- **Instruction**:
Keep every line where the word "Setup" appears; drop the rest.

- **Materials provided**:
** BEGIN **

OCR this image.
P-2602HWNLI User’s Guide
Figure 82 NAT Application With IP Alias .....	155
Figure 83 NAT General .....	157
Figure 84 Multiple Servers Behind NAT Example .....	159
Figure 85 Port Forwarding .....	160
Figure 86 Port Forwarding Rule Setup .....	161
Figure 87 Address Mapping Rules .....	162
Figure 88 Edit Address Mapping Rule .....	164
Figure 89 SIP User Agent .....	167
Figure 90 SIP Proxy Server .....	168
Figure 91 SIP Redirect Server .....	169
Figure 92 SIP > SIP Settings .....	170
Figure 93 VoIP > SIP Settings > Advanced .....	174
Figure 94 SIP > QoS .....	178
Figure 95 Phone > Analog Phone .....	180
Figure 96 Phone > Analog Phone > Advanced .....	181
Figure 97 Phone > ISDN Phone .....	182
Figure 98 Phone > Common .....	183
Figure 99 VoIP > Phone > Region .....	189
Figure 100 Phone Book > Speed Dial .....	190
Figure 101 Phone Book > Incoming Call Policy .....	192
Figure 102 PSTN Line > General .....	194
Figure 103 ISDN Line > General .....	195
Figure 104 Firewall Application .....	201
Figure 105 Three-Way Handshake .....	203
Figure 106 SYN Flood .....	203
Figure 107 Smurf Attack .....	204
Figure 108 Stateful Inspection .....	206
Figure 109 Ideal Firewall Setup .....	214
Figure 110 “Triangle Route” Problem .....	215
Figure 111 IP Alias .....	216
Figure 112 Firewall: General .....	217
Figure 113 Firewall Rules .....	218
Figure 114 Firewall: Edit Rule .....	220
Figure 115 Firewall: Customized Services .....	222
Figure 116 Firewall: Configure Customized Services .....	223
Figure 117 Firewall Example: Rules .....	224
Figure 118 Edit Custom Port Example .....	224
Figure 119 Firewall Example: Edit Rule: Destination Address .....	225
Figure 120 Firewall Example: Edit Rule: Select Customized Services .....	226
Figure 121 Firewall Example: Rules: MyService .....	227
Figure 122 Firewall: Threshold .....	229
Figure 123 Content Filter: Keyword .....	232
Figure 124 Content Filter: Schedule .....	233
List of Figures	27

** END **
** BEGIN **

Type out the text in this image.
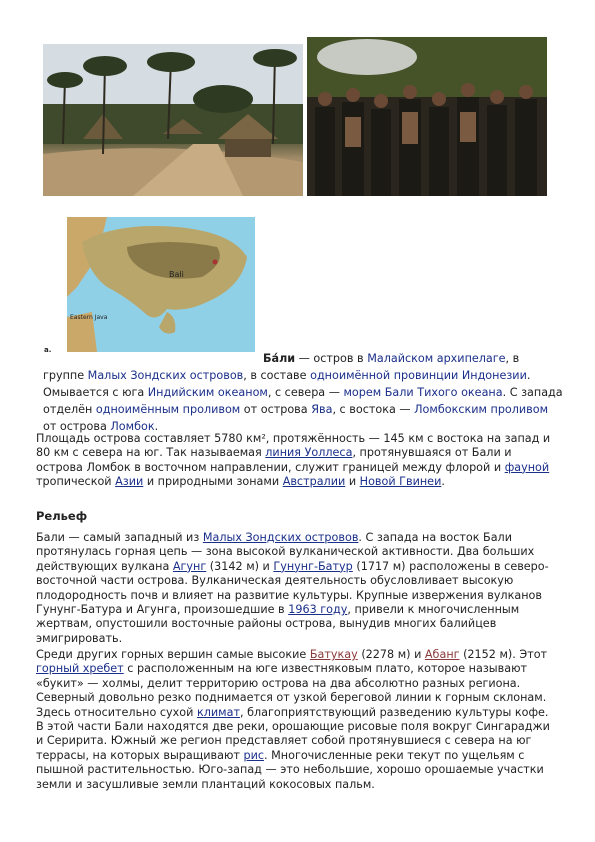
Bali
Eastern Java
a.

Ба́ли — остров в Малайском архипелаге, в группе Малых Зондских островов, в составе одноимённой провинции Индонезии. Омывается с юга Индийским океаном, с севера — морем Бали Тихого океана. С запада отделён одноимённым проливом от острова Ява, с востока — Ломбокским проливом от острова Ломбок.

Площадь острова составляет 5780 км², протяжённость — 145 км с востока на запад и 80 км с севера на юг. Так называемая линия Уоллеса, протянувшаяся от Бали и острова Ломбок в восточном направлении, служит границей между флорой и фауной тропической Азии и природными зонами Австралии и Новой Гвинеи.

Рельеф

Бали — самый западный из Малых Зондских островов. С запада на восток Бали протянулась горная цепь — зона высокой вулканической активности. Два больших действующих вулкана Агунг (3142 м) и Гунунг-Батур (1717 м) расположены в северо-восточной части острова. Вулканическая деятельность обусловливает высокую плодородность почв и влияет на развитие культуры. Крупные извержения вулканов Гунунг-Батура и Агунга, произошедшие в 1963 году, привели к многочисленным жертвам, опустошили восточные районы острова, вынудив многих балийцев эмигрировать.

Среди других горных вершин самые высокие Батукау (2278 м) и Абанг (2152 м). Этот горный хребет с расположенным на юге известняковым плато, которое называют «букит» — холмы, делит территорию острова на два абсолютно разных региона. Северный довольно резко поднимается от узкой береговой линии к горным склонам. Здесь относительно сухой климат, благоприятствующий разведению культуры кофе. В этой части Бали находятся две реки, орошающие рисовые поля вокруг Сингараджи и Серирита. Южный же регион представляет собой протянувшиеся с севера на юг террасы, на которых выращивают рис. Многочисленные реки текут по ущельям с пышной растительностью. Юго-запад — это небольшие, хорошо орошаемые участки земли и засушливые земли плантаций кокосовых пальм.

** END **

- **Answer to this problem**:
Figure 86 Port Forwarding Rule Setup .....	161
Figure 109 Ideal Firewall Setup .....	214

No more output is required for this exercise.